Copy out the listing that follows exactly, dropping every picture.

# Dataset extract start

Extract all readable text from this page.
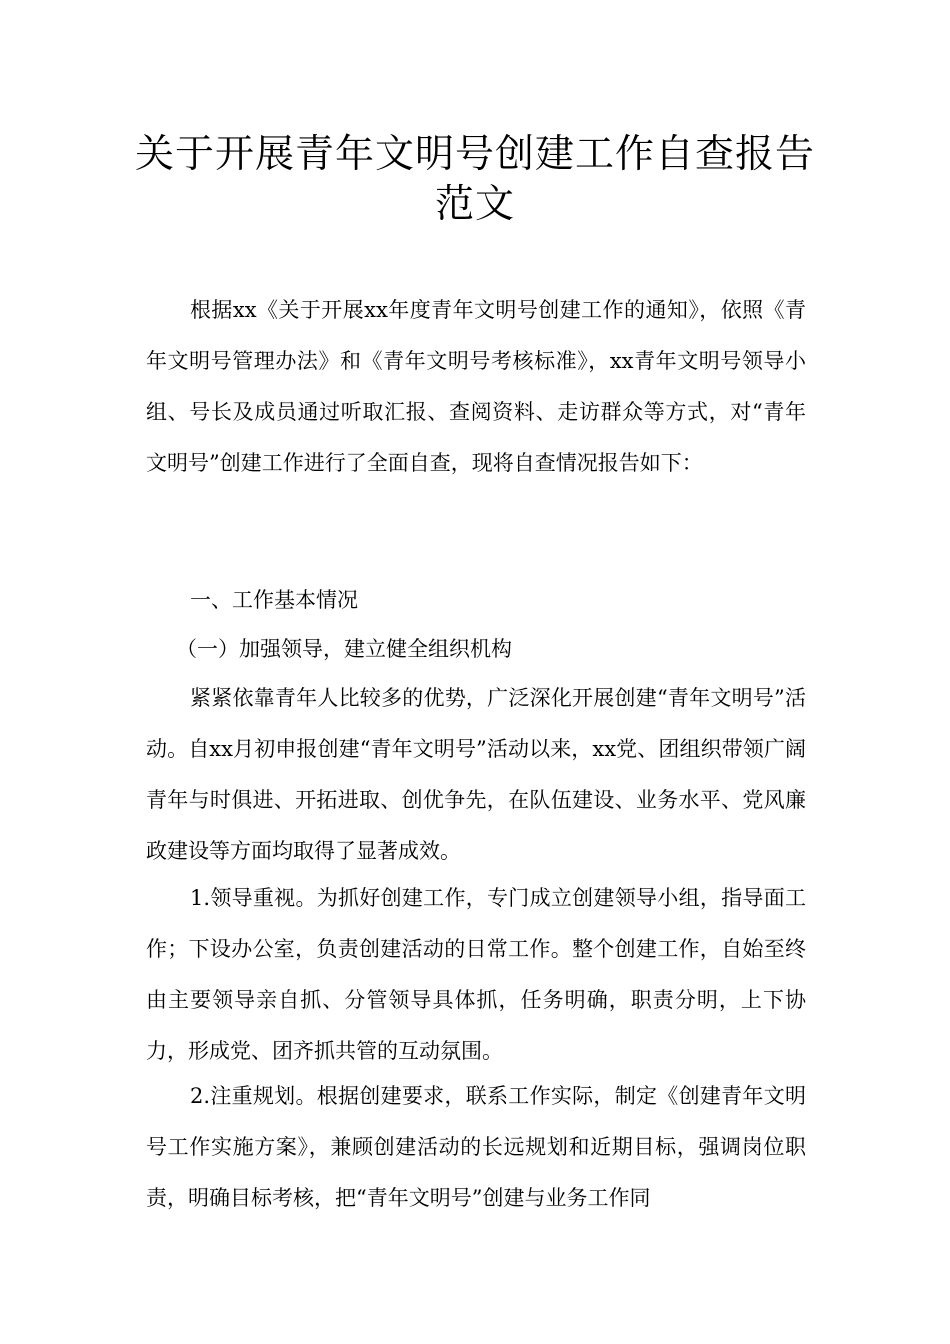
关于开展青年文明号创建工作自查报告
范文

根据xx《关于开展xx年度青年文明号创建工作的通知》，依照《青年文明号管理办法》和《青年文明号考核标准》，xx青年文明号领导小组、号长及成员通过听取汇报、查阅资料、走访群众等方式，对“青年文明号”创建工作进行了全面自查，现将自查情况报告如下：

一、工作基本情况

（一）加强领导，建立健全组织机构

紧紧依靠青年人比较多的优势，广泛深化开展创建“青年文明号”活动。自xx月初申报创建“青年文明号”活动以来，xx党、团组织带领广阔青年与时俱进、开拓进取、创优争先，在队伍建设、业务水平、党风廉政建设等方面均取得了显著成效。

1.领导重视。为抓好创建工作，专门成立创建领导小组，指导面工作；下设办公室，负责创建活动的日常工作。整个创建工作，自始至终由主要领导亲自抓、分管领导具体抓，任务明确，职责分明，上下协力，形成党、团齐抓共管的互动氛围。

2.注重规划。根据创建要求，联系工作实际，制定《创建青年文明号工作实施方案》，兼顾创建活动的长远规划和近期目标，强调岗位职责，明确目标考核，把“青年文明号”创建与业务工作同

# Dataset extract end

◆ Correct response:
Extract all readable text from this page.
关于开展青年文明号创建工作自查报告
范文

根据xx《关于开展xx年度青年文明号创建工作的通知》，依照《青年文明号管理办法》和《青年文明号考核标准》，xx青年文明号领导小组、号长及成员通过听取汇报、查阅资料、走访群众等方式，对“青年文明号”创建工作进行了全面自查，现将自查情况报告如下：

一、工作基本情况

（一）加强领导，建立健全组织机构

紧紧依靠青年人比较多的优势，广泛深化开展创建“青年文明号”活动。自xx月初申报创建“青年文明号”活动以来，xx党、团组织带领广阔青年与时俱进、开拓进取、创优争先，在队伍建设、业务水平、党风廉政建设等方面均取得了显著成效。

1.领导重视。为抓好创建工作，专门成立创建领导小组，指导面工作；下设办公室，负责创建活动的日常工作。整个创建工作，自始至终由主要领导亲自抓、分管领导具体抓，任务明确，职责分明，上下协力，形成党、团齐抓共管的互动氛围。

2.注重规划。根据创建要求，联系工作实际，制定《创建青年文明号工作实施方案》，兼顾创建活动的长远规划和近期目标，强调岗位职责，明确目标考核，把“青年文明号”创建与业务工作同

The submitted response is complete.